**Exercise goal**
Where the string "name" occurs in the material below, report the whole line.

[Data extracted from a collection]
━━━━━━━━━━━━━━━━

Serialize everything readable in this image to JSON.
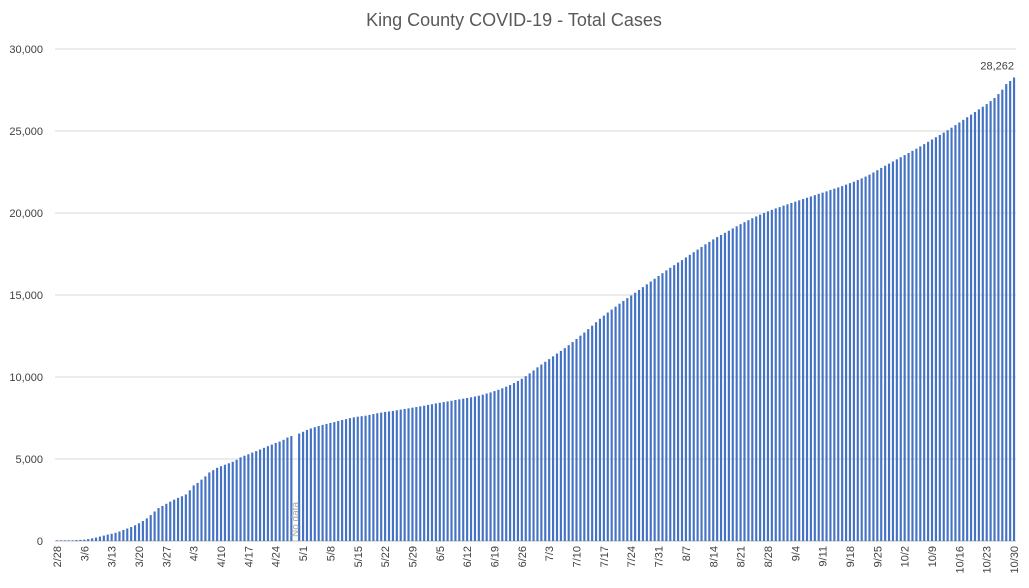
{
  "chart_data": {
    "type": "bar",
    "title": "King County COVID-19 - Total Cases",
    "xlabel": "",
    "ylabel": "",
    "ylim": [
      0,
      30000
    ],
    "y_ticks": [
      "0",
      "5,000",
      "10,000",
      "15,000",
      "20,000",
      "25,000",
      "30,000"
    ],
    "x_tick_labels": [
      "2/28",
      "3/6",
      "3/13",
      "3/20",
      "3/27",
      "4/3",
      "4/10",
      "4/17",
      "4/24",
      "5/1",
      "5/8",
      "5/15",
      "5/22",
      "5/29",
      "6/5",
      "6/12",
      "6/19",
      "6/26",
      "7/3",
      "7/10",
      "7/17",
      "7/24",
      "7/31",
      "8/7",
      "8/14",
      "8/21",
      "8/28",
      "9/4",
      "9/11",
      "9/18",
      "9/25",
      "10/2",
      "10/9",
      "10/16",
      "10/23",
      "10/30"
    ],
    "bar_color": "#4472c4",
    "grid": true,
    "annotations": [
      {
        "text": "No data",
        "category": "5/2"
      },
      {
        "text": "28,262",
        "category": "11/2"
      }
    ],
    "series": [
      {
        "values": [
          40,
          40,
          40,
          40,
          40,
          60,
          70,
          80,
          120,
          160,
          210,
          270,
          330,
          390,
          440,
          500,
          580,
          670,
          760,
          850,
          960,
          1080,
          1220,
          1380,
          1580,
          1800,
          2010,
          2140,
          2270,
          2400,
          2520,
          2630,
          2730,
          2840,
          3090,
          3390,
          3540,
          3740,
          3940,
          4180,
          4320,
          4460,
          4560,
          4650,
          4740,
          4830,
          4950,
          5100,
          5200,
          5290,
          5390,
          5480,
          5580,
          5680,
          5780,
          5880,
          5980,
          6060,
          6170,
          6310,
          6400,
          null,
          6550,
          6660,
          6770,
          6860,
          6940,
          7010,
          7080,
          7140,
          7200,
          7250,
          7320,
          7380,
          7430,
          7490,
          7540,
          7580,
          7610,
          7640,
          7690,
          7740,
          7790,
          7830,
          7870,
          7900,
          7930,
          7970,
          8010,
          8050,
          8090,
          8130,
          8170,
          8210,
          8250,
          8300,
          8340,
          8390,
          8430,
          8470,
          8510,
          8550,
          8600,
          8640,
          8680,
          8720,
          8760,
          8810,
          8860,
          8920,
          8990,
          9060,
          9140,
          9220,
          9310,
          9410,
          9510,
          9630,
          9760,
          9890,
          10050,
          10220,
          10400,
          10590,
          10760,
          10930,
          11090,
          11260,
          11430,
          11590,
          11760,
          11940,
          12130,
          12320,
          12520,
          12710,
          12920,
          13130,
          13340,
          13550,
          13740,
          13930,
          14110,
          14290,
          14470,
          14640,
          14810,
          14970,
          15140,
          15310,
          15480,
          15650,
          15820,
          15990,
          16160,
          16330,
          16500,
          16660,
          16820,
          16980,
          17130,
          17290,
          17450,
          17610,
          17770,
          17930,
          18090,
          18240,
          18390,
          18530,
          18660,
          18790,
          18920,
          19060,
          19190,
          19320,
          19440,
          19560,
          19680,
          19790,
          19900,
          20000,
          20100,
          20190,
          20280,
          20360,
          20450,
          20530,
          20610,
          20690,
          20770,
          20850,
          20930,
          21010,
          21090,
          21170,
          21240,
          21320,
          21400,
          21480,
          21560,
          21640,
          21730,
          21820,
          21910,
          22010,
          22110,
          22220,
          22340,
          22470,
          22610,
          22750,
          22880,
          23010,
          23140,
          23270,
          23400,
          23530,
          23660,
          23790,
          23920,
          24060,
          24200,
          24340,
          24480,
          24620,
          24760,
          24900,
          25050,
          25200,
          25360,
          25520,
          25680,
          25840,
          26000,
          26160,
          26320,
          26480,
          26640,
          26820,
          27010,
          27250,
          27520,
          27860,
          28050,
          28262
        ]
      }
    ]
  }
}
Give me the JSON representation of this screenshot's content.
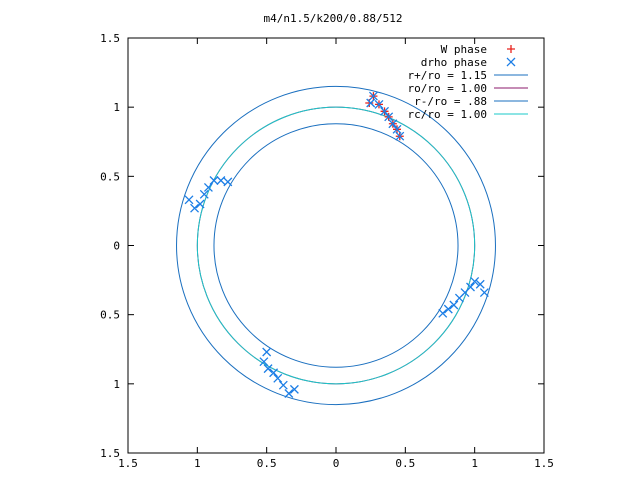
{
  "chart_data": {
    "type": "scatter",
    "title": "m4/n1.5/k200/0.88/512",
    "xlabel": "",
    "ylabel": "",
    "xlim": [
      -1.5,
      1.5
    ],
    "ylim": [
      -1.5,
      1.5
    ],
    "x_ticks": [
      -1.5,
      -1,
      -0.5,
      0,
      0.5,
      1,
      1.5
    ],
    "y_ticks": [
      1.5,
      1,
      0.5,
      0,
      -0.5,
      -1,
      -1.5
    ],
    "x_tick_labels": [
      "1.5",
      "1",
      "0.5",
      "0",
      "0.5",
      "1",
      "1.5"
    ],
    "y_tick_labels": [
      "1.5",
      "1",
      "0.5",
      "0",
      "0.5",
      "1",
      "1.5"
    ],
    "grid": false,
    "legend_position": "top-right",
    "circles": [
      {
        "name": "r+/ro = 1.15",
        "radius": 1.15,
        "color": "#1a6fbf"
      },
      {
        "name": "ro/ro = 1.00",
        "radius": 1.0,
        "color": "#8b1a6b"
      },
      {
        "name": "r-/ro = .88",
        "radius": 0.88,
        "color": "#1a6fbf"
      },
      {
        "name": "rc/ro = 1.00",
        "radius": 1.0,
        "color": "#19c8c8"
      }
    ],
    "series": [
      {
        "name": "W phase",
        "marker": "+",
        "color": "#e8231d",
        "x": [
          0.24,
          0.27,
          0.31,
          0.35,
          0.38,
          0.41,
          0.44,
          0.46
        ],
        "y": [
          1.03,
          1.08,
          1.02,
          0.97,
          0.93,
          0.88,
          0.84,
          0.79
        ]
      },
      {
        "name": "drho phase",
        "marker": "x",
        "color": "#1c7ee6",
        "x": [
          0.25,
          0.27,
          0.31,
          0.35,
          0.38,
          0.41,
          0.44,
          0.46,
          0.77,
          0.81,
          0.85,
          0.89,
          0.93,
          0.97,
          1.0,
          1.04,
          1.07,
          -1.06,
          -1.02,
          -0.98,
          -0.95,
          -0.92,
          -0.88,
          -0.83,
          -0.78,
          -0.5,
          -0.52,
          -0.49,
          -0.45,
          -0.42,
          -0.38,
          -0.34,
          -0.3
        ],
        "y": [
          1.03,
          1.08,
          1.02,
          0.97,
          0.93,
          0.88,
          0.84,
          0.79,
          -0.49,
          -0.46,
          -0.43,
          -0.38,
          -0.34,
          -0.3,
          -0.26,
          -0.28,
          -0.34,
          0.33,
          0.27,
          0.3,
          0.37,
          0.42,
          0.47,
          0.47,
          0.46,
          -0.77,
          -0.84,
          -0.89,
          -0.92,
          -0.96,
          -1.01,
          -1.07,
          -1.04
        ]
      }
    ]
  }
}
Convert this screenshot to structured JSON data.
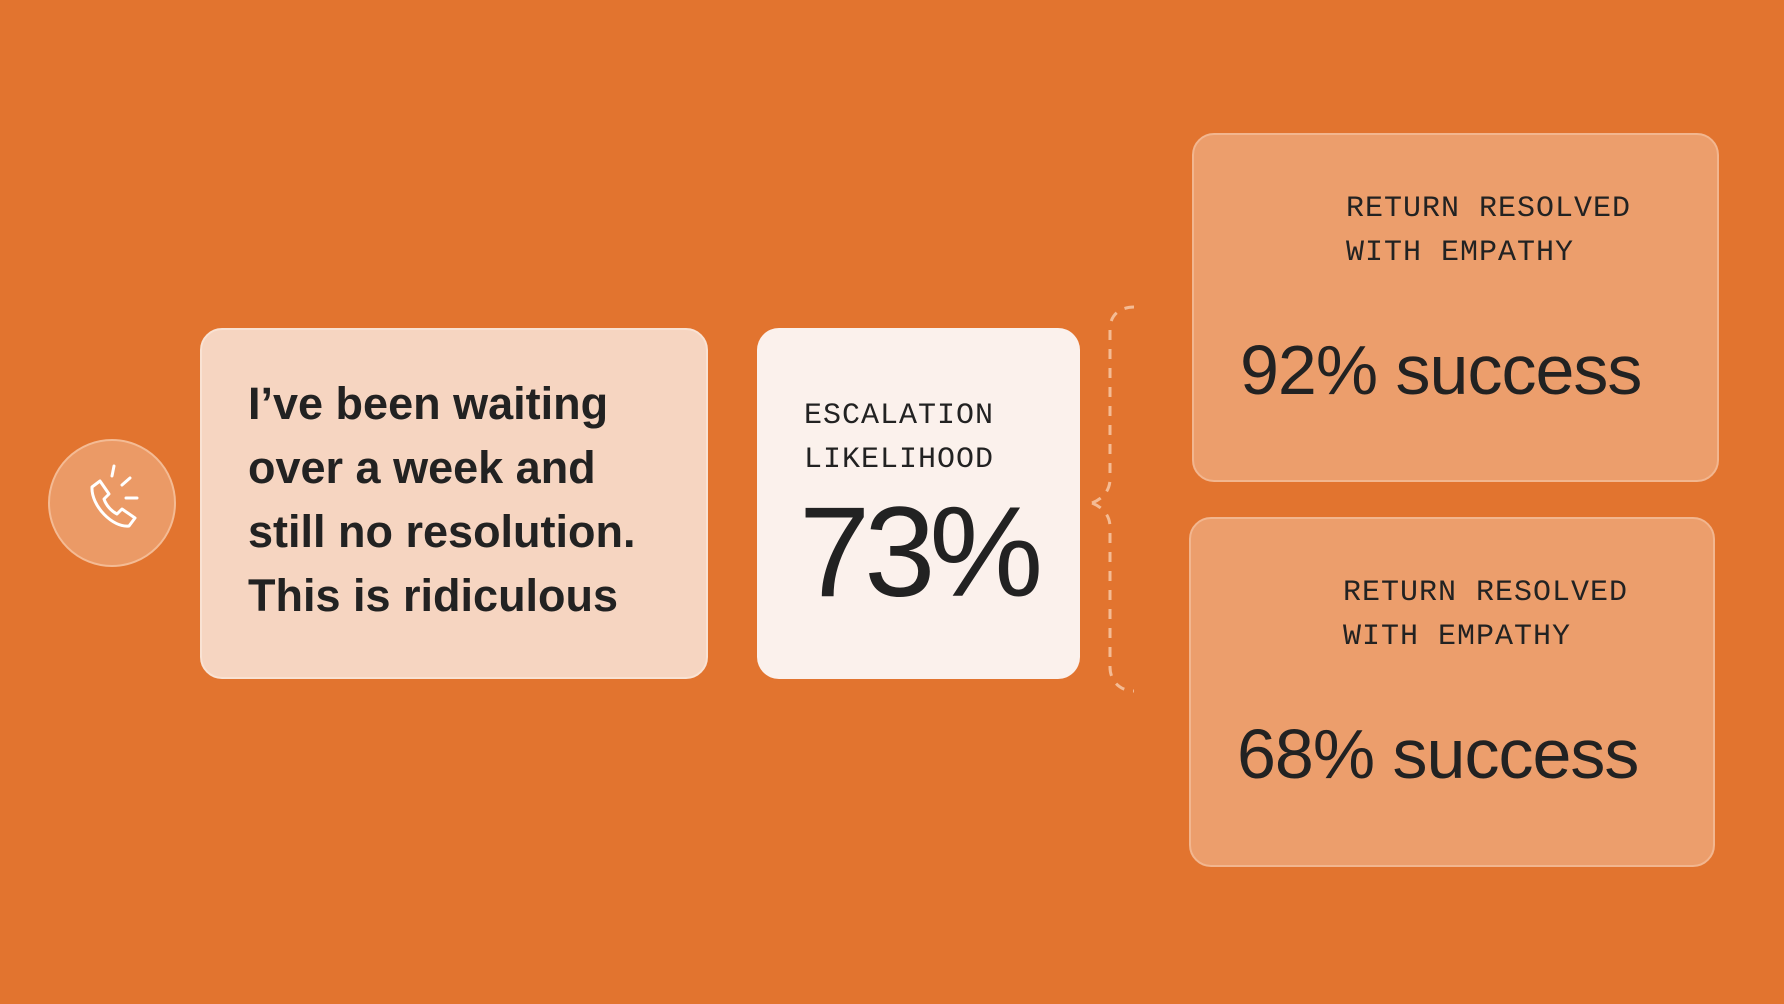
{
  "quote": {
    "lines": [
      "I’ve been waiting",
      "over a week and",
      "still no resolution.",
      "This is ridiculous"
    ]
  },
  "escalation": {
    "label": "ESCALATION LIKELIHOOD",
    "value": "73%"
  },
  "outcomes": [
    {
      "label": "RETURN RESOLVED WITH EMPATHY",
      "value": "92% success"
    },
    {
      "label": "RETURN RESOLVED WITH EMPATHY",
      "value": "68% success"
    }
  ]
}
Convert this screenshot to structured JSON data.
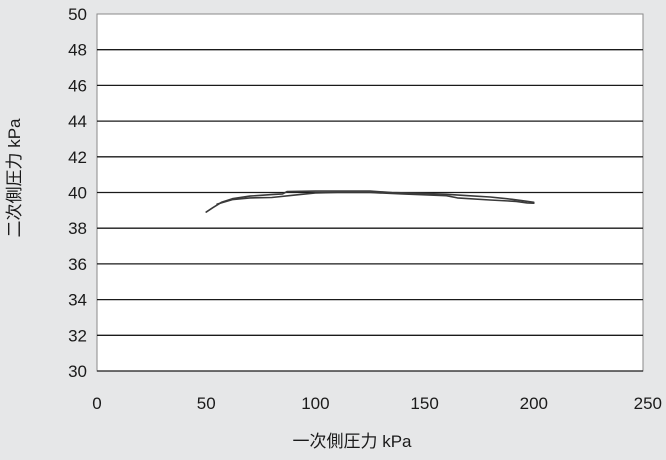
{
  "chart_data": {
    "type": "line",
    "title": "",
    "xlabel": "一次側圧力 kPa",
    "ylabel": "二次側圧力 kPa",
    "xlim": [
      0,
      250
    ],
    "ylim": [
      30,
      50
    ],
    "xticks": [
      0,
      50,
      100,
      150,
      200,
      250
    ],
    "yticks": [
      30,
      32,
      34,
      36,
      38,
      40,
      42,
      44,
      46,
      48,
      50
    ],
    "grid": "horizontal",
    "series": [
      {
        "values": [
          [
            50,
            38.9
          ],
          [
            53,
            39.15
          ],
          [
            57,
            39.45
          ],
          [
            62,
            39.65
          ],
          [
            70,
            39.8
          ],
          [
            80,
            39.88
          ],
          [
            85,
            39.92
          ],
          [
            87,
            40.05
          ],
          [
            100,
            40.08
          ],
          [
            115,
            40.08
          ],
          [
            125,
            40.08
          ],
          [
            135,
            40.0
          ],
          [
            150,
            39.95
          ],
          [
            160,
            39.9
          ],
          [
            170,
            39.82
          ],
          [
            180,
            39.75
          ],
          [
            190,
            39.62
          ],
          [
            196,
            39.52
          ],
          [
            200,
            39.45
          ]
        ]
      },
      {
        "values": [
          [
            55,
            39.35
          ],
          [
            62,
            39.6
          ],
          [
            70,
            39.7
          ],
          [
            80,
            39.72
          ],
          [
            90,
            39.85
          ],
          [
            100,
            39.98
          ],
          [
            110,
            40.0
          ],
          [
            125,
            40.0
          ],
          [
            140,
            39.92
          ],
          [
            150,
            39.87
          ],
          [
            160,
            39.82
          ],
          [
            165,
            39.7
          ],
          [
            180,
            39.58
          ],
          [
            192,
            39.5
          ],
          [
            197,
            39.42
          ],
          [
            200,
            39.4
          ]
        ]
      }
    ],
    "colors": {
      "background": "#e6e7e8",
      "plot_area": "#ffffff",
      "line": "#3a3a3a",
      "grid": "#1a1a1a"
    }
  }
}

━━━━━━━━━━━━━━━━

**Expected output**
        "name": "r+/ro = 1.15",
        "name": "ro/ro = 1.00",
        "name": "r-/ro = .88",
        "name": "rc/ro = 1.00",
        "name": "W phase",
        "name": "drho phase",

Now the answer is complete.